Find the lines with "Expression" in them and copy them out.

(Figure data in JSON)

>>>>>

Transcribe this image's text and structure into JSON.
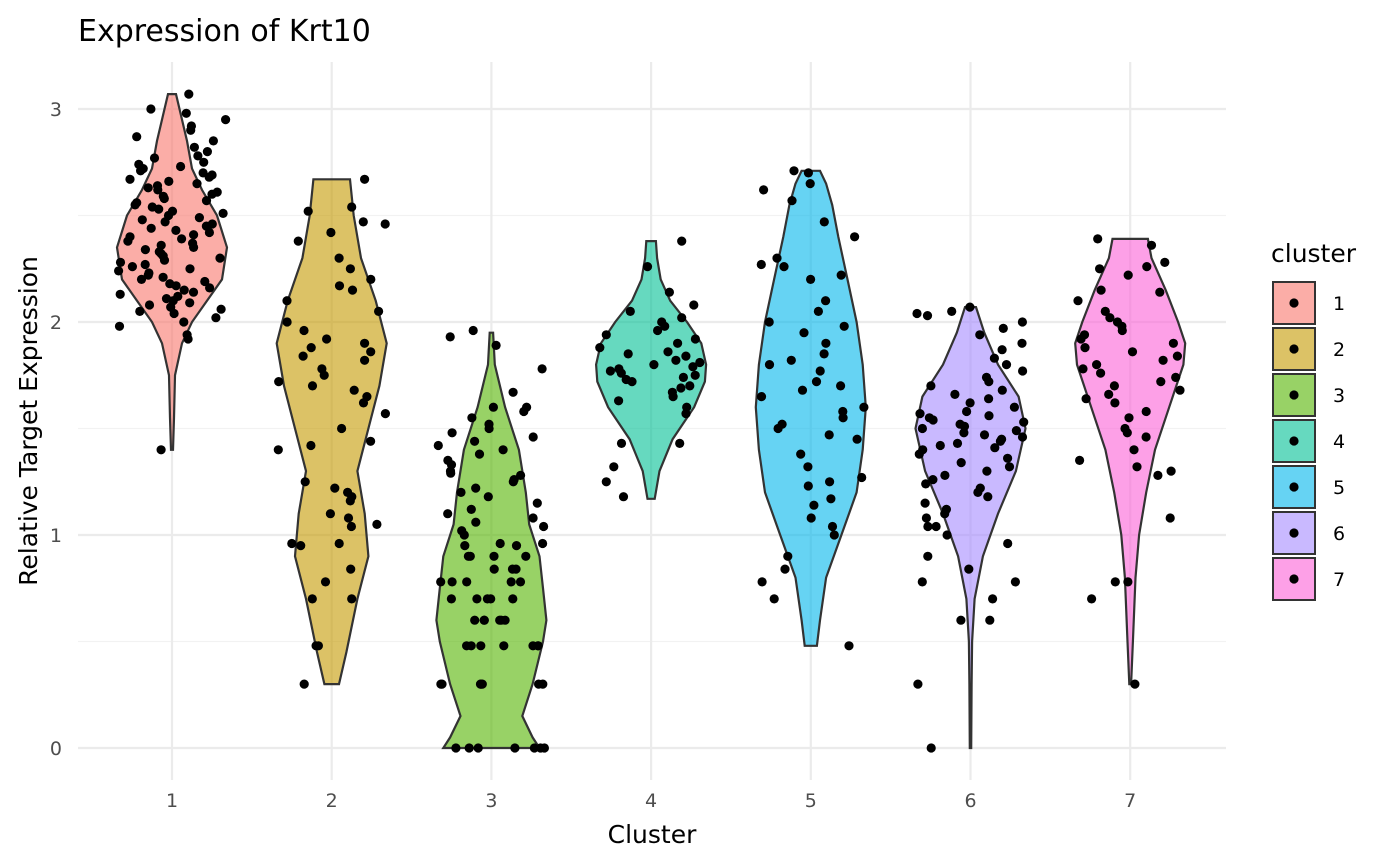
{
  "chart_data": {
    "type": "violin",
    "title": "Expression of Krt10",
    "xlabel": "Cluster",
    "ylabel": "Relative Target Expression",
    "categories": [
      "1",
      "2",
      "3",
      "4",
      "5",
      "6",
      "7"
    ],
    "yticks": [
      0,
      1,
      2,
      3
    ],
    "ylim": [
      -0.15,
      3.23
    ],
    "grid": true,
    "legend": {
      "title": "cluster",
      "position": "right",
      "entries": [
        "1",
        "2",
        "3",
        "4",
        "5",
        "6",
        "7"
      ]
    },
    "colors": [
      "#F8766D",
      "#C49A00",
      "#53B400",
      "#00C094",
      "#00B6EB",
      "#A58AFF",
      "#FB61D7"
    ],
    "violins": [
      {
        "cluster": "1",
        "min": 1.4,
        "max": 3.07,
        "profile": [
          [
            1.4,
            0.01
          ],
          [
            1.55,
            0.02
          ],
          [
            1.75,
            0.03
          ],
          [
            1.9,
            0.1
          ],
          [
            2.0,
            0.2
          ],
          [
            2.1,
            0.35
          ],
          [
            2.2,
            0.5
          ],
          [
            2.35,
            0.55
          ],
          [
            2.5,
            0.45
          ],
          [
            2.62,
            0.3
          ],
          [
            2.72,
            0.2
          ],
          [
            2.85,
            0.15
          ],
          [
            2.97,
            0.09
          ],
          [
            3.07,
            0.04
          ]
        ]
      },
      {
        "cluster": "2",
        "min": 0.3,
        "max": 2.67,
        "profile": [
          [
            0.3,
            0.02
          ],
          [
            0.45,
            0.04
          ],
          [
            0.7,
            0.07
          ],
          [
            0.9,
            0.1
          ],
          [
            1.1,
            0.09
          ],
          [
            1.3,
            0.07
          ],
          [
            1.5,
            0.1
          ],
          [
            1.7,
            0.13
          ],
          [
            1.9,
            0.15
          ],
          [
            2.1,
            0.12
          ],
          [
            2.3,
            0.08
          ],
          [
            2.5,
            0.06
          ],
          [
            2.67,
            0.05
          ]
        ]
      },
      {
        "cluster": "3",
        "min": 0.0,
        "max": 1.95,
        "profile": [
          [
            0.0,
            0.14
          ],
          [
            0.05,
            0.12
          ],
          [
            0.15,
            0.09
          ],
          [
            0.3,
            0.12
          ],
          [
            0.5,
            0.15
          ],
          [
            0.6,
            0.16
          ],
          [
            0.75,
            0.15
          ],
          [
            0.9,
            0.14
          ],
          [
            1.05,
            0.11
          ],
          [
            1.2,
            0.1
          ],
          [
            1.4,
            0.08
          ],
          [
            1.6,
            0.04
          ],
          [
            1.8,
            0.01
          ],
          [
            1.95,
            0.005
          ]
        ]
      },
      {
        "cluster": "4",
        "min": 1.17,
        "max": 2.38,
        "profile": [
          [
            1.17,
            0.03
          ],
          [
            1.3,
            0.07
          ],
          [
            1.45,
            0.18
          ],
          [
            1.6,
            0.36
          ],
          [
            1.72,
            0.45
          ],
          [
            1.8,
            0.46
          ],
          [
            1.9,
            0.42
          ],
          [
            2.0,
            0.3
          ],
          [
            2.1,
            0.16
          ],
          [
            2.2,
            0.08
          ],
          [
            2.3,
            0.05
          ],
          [
            2.38,
            0.04
          ]
        ]
      },
      {
        "cluster": "5",
        "min": 0.48,
        "max": 2.71,
        "profile": [
          [
            0.48,
            0.02
          ],
          [
            0.6,
            0.03
          ],
          [
            0.8,
            0.05
          ],
          [
            1.0,
            0.1
          ],
          [
            1.2,
            0.15
          ],
          [
            1.4,
            0.17
          ],
          [
            1.6,
            0.18
          ],
          [
            1.8,
            0.17
          ],
          [
            2.0,
            0.15
          ],
          [
            2.2,
            0.12
          ],
          [
            2.4,
            0.09
          ],
          [
            2.55,
            0.07
          ],
          [
            2.65,
            0.05
          ],
          [
            2.71,
            0.03
          ]
        ]
      },
      {
        "cluster": "6",
        "min": 0.0,
        "max": 2.07,
        "profile": [
          [
            0.0,
            0.005
          ],
          [
            0.3,
            0.008
          ],
          [
            0.5,
            0.012
          ],
          [
            0.7,
            0.03
          ],
          [
            0.9,
            0.09
          ],
          [
            1.1,
            0.2
          ],
          [
            1.3,
            0.33
          ],
          [
            1.5,
            0.4
          ],
          [
            1.65,
            0.35
          ],
          [
            1.8,
            0.2
          ],
          [
            1.95,
            0.1
          ],
          [
            2.07,
            0.04
          ]
        ]
      },
      {
        "cluster": "7",
        "min": 0.3,
        "max": 2.39,
        "profile": [
          [
            0.3,
            0.005
          ],
          [
            0.5,
            0.015
          ],
          [
            0.8,
            0.03
          ],
          [
            1.0,
            0.05
          ],
          [
            1.2,
            0.09
          ],
          [
            1.4,
            0.14
          ],
          [
            1.6,
            0.22
          ],
          [
            1.8,
            0.3
          ],
          [
            1.9,
            0.31
          ],
          [
            2.0,
            0.27
          ],
          [
            2.15,
            0.2
          ],
          [
            2.3,
            0.12
          ],
          [
            2.39,
            0.1
          ]
        ]
      }
    ],
    "points": [
      {
        "cluster": "1",
        "values": [
          3.07,
          3.0,
          2.98,
          2.95,
          2.92,
          2.9,
          2.87,
          2.85,
          2.82,
          2.8,
          2.78,
          2.77,
          2.75,
          2.74,
          2.73,
          2.72,
          2.71,
          2.7,
          2.69,
          2.68,
          2.67,
          2.66,
          2.65,
          2.64,
          2.63,
          2.62,
          2.61,
          2.6,
          2.59,
          2.58,
          2.57,
          2.56,
          2.55,
          2.54,
          2.53,
          2.52,
          2.51,
          2.5,
          2.49,
          2.48,
          2.47,
          2.46,
          2.45,
          2.44,
          2.43,
          2.42,
          2.41,
          2.4,
          2.39,
          2.38,
          2.37,
          2.36,
          2.35,
          2.34,
          2.33,
          2.32,
          2.31,
          2.3,
          2.29,
          2.28,
          2.27,
          2.26,
          2.25,
          2.24,
          2.23,
          2.22,
          2.21,
          2.2,
          2.19,
          2.18,
          2.17,
          2.16,
          2.15,
          2.14,
          2.13,
          2.12,
          2.11,
          2.1,
          2.09,
          2.08,
          2.07,
          2.06,
          2.05,
          2.04,
          2.02,
          2.0,
          1.98,
          1.94,
          1.92,
          1.4
        ]
      },
      {
        "cluster": "2",
        "values": [
          2.67,
          2.54,
          2.52,
          2.47,
          2.46,
          2.42,
          2.38,
          2.3,
          2.25,
          2.2,
          2.17,
          2.15,
          2.1,
          2.05,
          2.0,
          1.96,
          1.92,
          1.9,
          1.88,
          1.86,
          1.84,
          1.82,
          1.78,
          1.75,
          1.72,
          1.7,
          1.68,
          1.65,
          1.62,
          1.57,
          1.5,
          1.44,
          1.42,
          1.4,
          1.25,
          1.22,
          1.2,
          1.18,
          1.16,
          1.1,
          1.08,
          1.05,
          1.04,
          0.96,
          0.96,
          0.95,
          0.84,
          0.78,
          0.7,
          0.7,
          0.48,
          0.48,
          0.3
        ]
      },
      {
        "cluster": "3",
        "values": [
          1.96,
          1.93,
          1.89,
          1.78,
          1.67,
          1.6,
          1.6,
          1.58,
          1.55,
          1.52,
          1.5,
          1.48,
          1.46,
          1.44,
          1.42,
          1.4,
          1.38,
          1.35,
          1.33,
          1.3,
          1.29,
          1.28,
          1.26,
          1.25,
          1.22,
          1.2,
          1.18,
          1.15,
          1.12,
          1.1,
          1.08,
          1.06,
          1.04,
          1.02,
          1.0,
          0.96,
          0.96,
          0.95,
          0.95,
          0.9,
          0.9,
          0.9,
          0.9,
          0.84,
          0.84,
          0.84,
          0.78,
          0.78,
          0.78,
          0.78,
          0.78,
          0.7,
          0.7,
          0.7,
          0.7,
          0.7,
          0.6,
          0.6,
          0.6,
          0.6,
          0.6,
          0.6,
          0.48,
          0.48,
          0.48,
          0.48,
          0.48,
          0.48,
          0.48,
          0.3,
          0.3,
          0.3,
          0.3,
          0.3,
          0.3,
          0.3,
          0.0,
          0.0,
          0.0,
          0.0,
          0.0,
          0.0,
          0.0
        ]
      },
      {
        "cluster": "4",
        "values": [
          2.38,
          2.26,
          2.14,
          2.08,
          2.05,
          2.02,
          2.0,
          1.98,
          1.96,
          1.94,
          1.92,
          1.9,
          1.88,
          1.86,
          1.85,
          1.84,
          1.82,
          1.81,
          1.8,
          1.79,
          1.78,
          1.77,
          1.76,
          1.75,
          1.74,
          1.73,
          1.72,
          1.7,
          1.69,
          1.67,
          1.65,
          1.63,
          1.6,
          1.57,
          1.43,
          1.43,
          1.32,
          1.25,
          1.18
        ]
      },
      {
        "cluster": "5",
        "values": [
          2.71,
          2.7,
          2.65,
          2.62,
          2.57,
          2.47,
          2.4,
          2.3,
          2.27,
          2.26,
          2.22,
          2.2,
          2.1,
          2.05,
          2.0,
          1.98,
          1.95,
          1.9,
          1.85,
          1.82,
          1.8,
          1.77,
          1.72,
          1.7,
          1.68,
          1.65,
          1.6,
          1.58,
          1.55,
          1.52,
          1.5,
          1.47,
          1.45,
          1.38,
          1.32,
          1.27,
          1.25,
          1.23,
          1.17,
          1.14,
          1.08,
          1.04,
          1.0,
          0.9,
          0.84,
          0.78,
          0.7,
          0.48
        ]
      },
      {
        "cluster": "6",
        "values": [
          2.07,
          2.05,
          2.04,
          2.03,
          2.0,
          1.97,
          1.94,
          1.9,
          1.87,
          1.83,
          1.8,
          1.77,
          1.74,
          1.72,
          1.7,
          1.68,
          1.66,
          1.64,
          1.62,
          1.6,
          1.58,
          1.57,
          1.56,
          1.55,
          1.54,
          1.53,
          1.52,
          1.51,
          1.5,
          1.49,
          1.48,
          1.47,
          1.46,
          1.45,
          1.44,
          1.43,
          1.42,
          1.41,
          1.4,
          1.38,
          1.36,
          1.34,
          1.32,
          1.3,
          1.28,
          1.26,
          1.24,
          1.22,
          1.2,
          1.18,
          1.15,
          1.12,
          1.1,
          1.08,
          1.04,
          1.04,
          1.0,
          0.96,
          0.9,
          0.84,
          0.78,
          0.78,
          0.7,
          0.6,
          0.6,
          0.3,
          0.0
        ]
      },
      {
        "cluster": "7",
        "values": [
          2.39,
          2.36,
          2.28,
          2.26,
          2.25,
          2.22,
          2.15,
          2.14,
          2.1,
          2.05,
          2.02,
          2.0,
          1.98,
          1.96,
          1.94,
          1.92,
          1.9,
          1.88,
          1.86,
          1.84,
          1.82,
          1.8,
          1.78,
          1.76,
          1.74,
          1.72,
          1.7,
          1.68,
          1.66,
          1.64,
          1.62,
          1.58,
          1.55,
          1.5,
          1.48,
          1.46,
          1.4,
          1.35,
          1.32,
          1.3,
          1.28,
          1.08,
          0.78,
          0.78,
          0.7,
          0.3
        ]
      }
    ]
  }
}
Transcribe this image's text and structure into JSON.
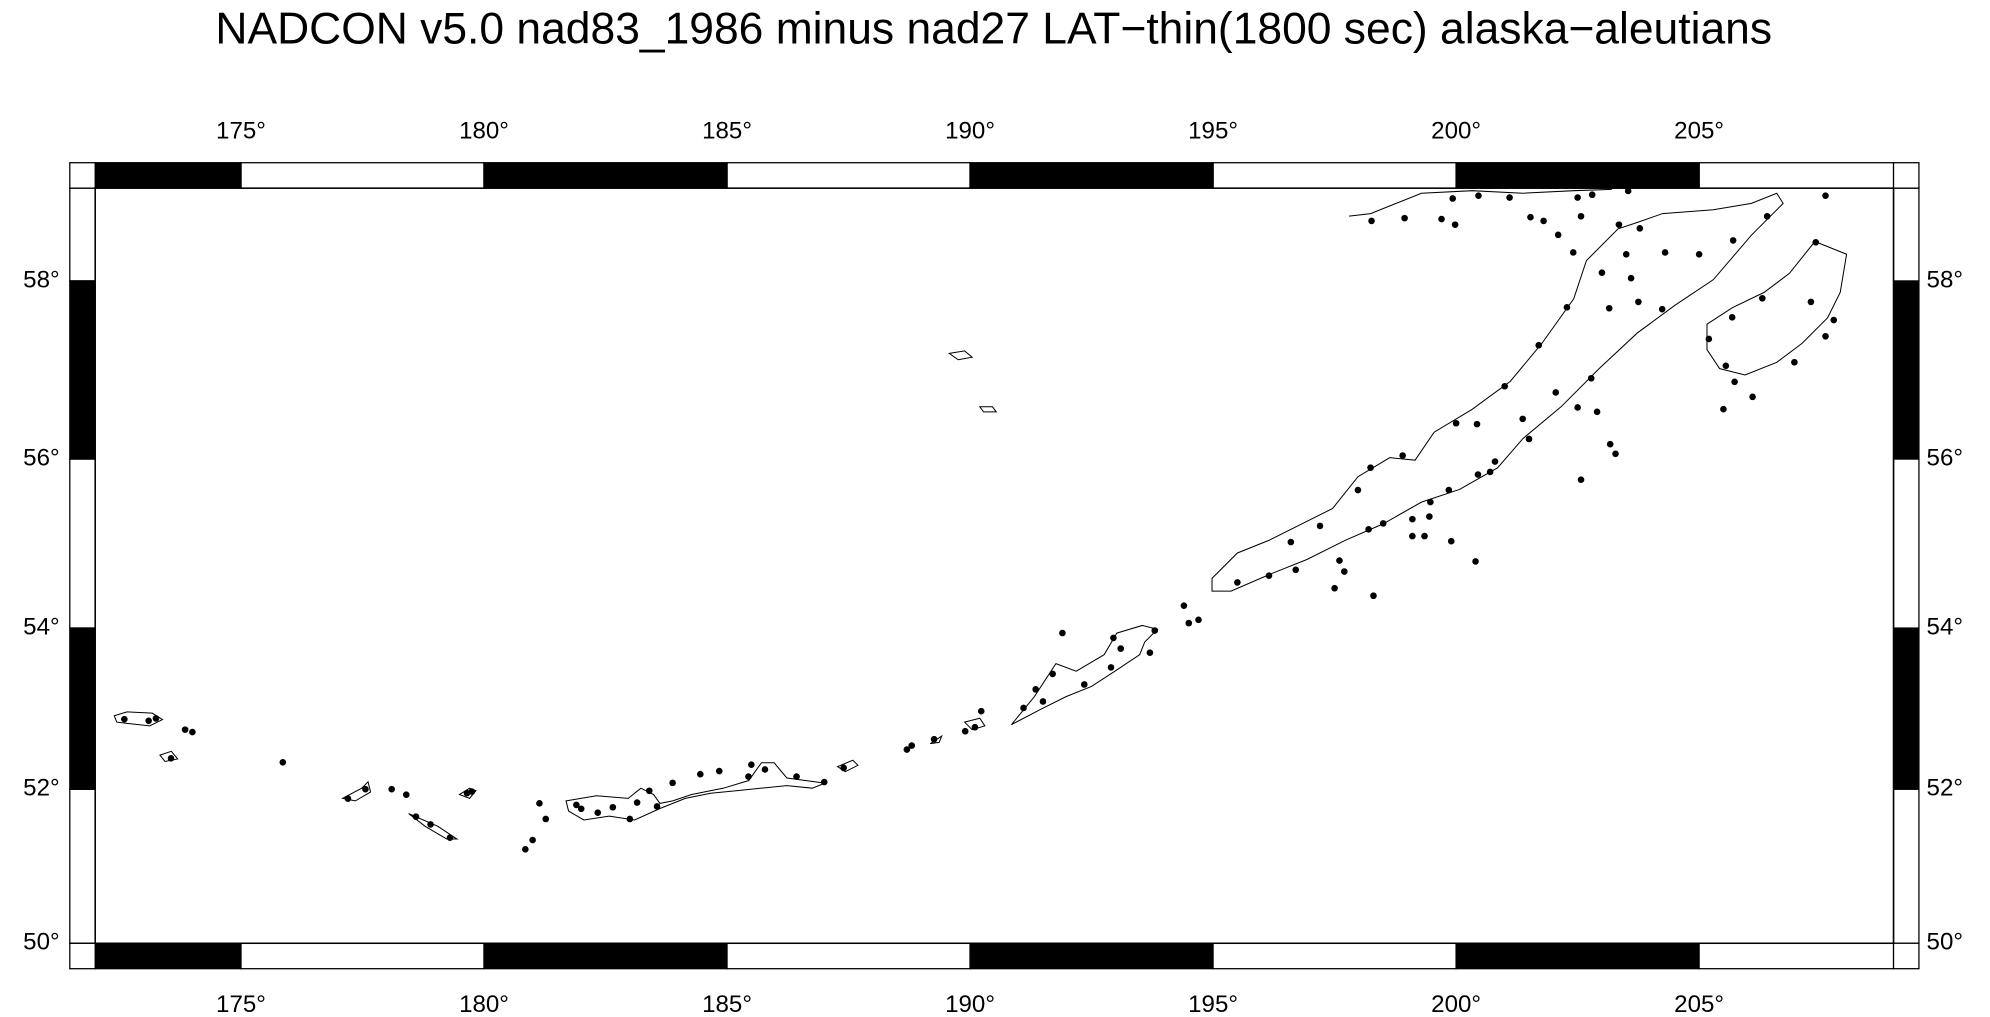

<<<<<

■ RESULT FOR THIS EXERCISE
    "title": "Expression of Krt10",
    "ylabel": "Relative Target Expression",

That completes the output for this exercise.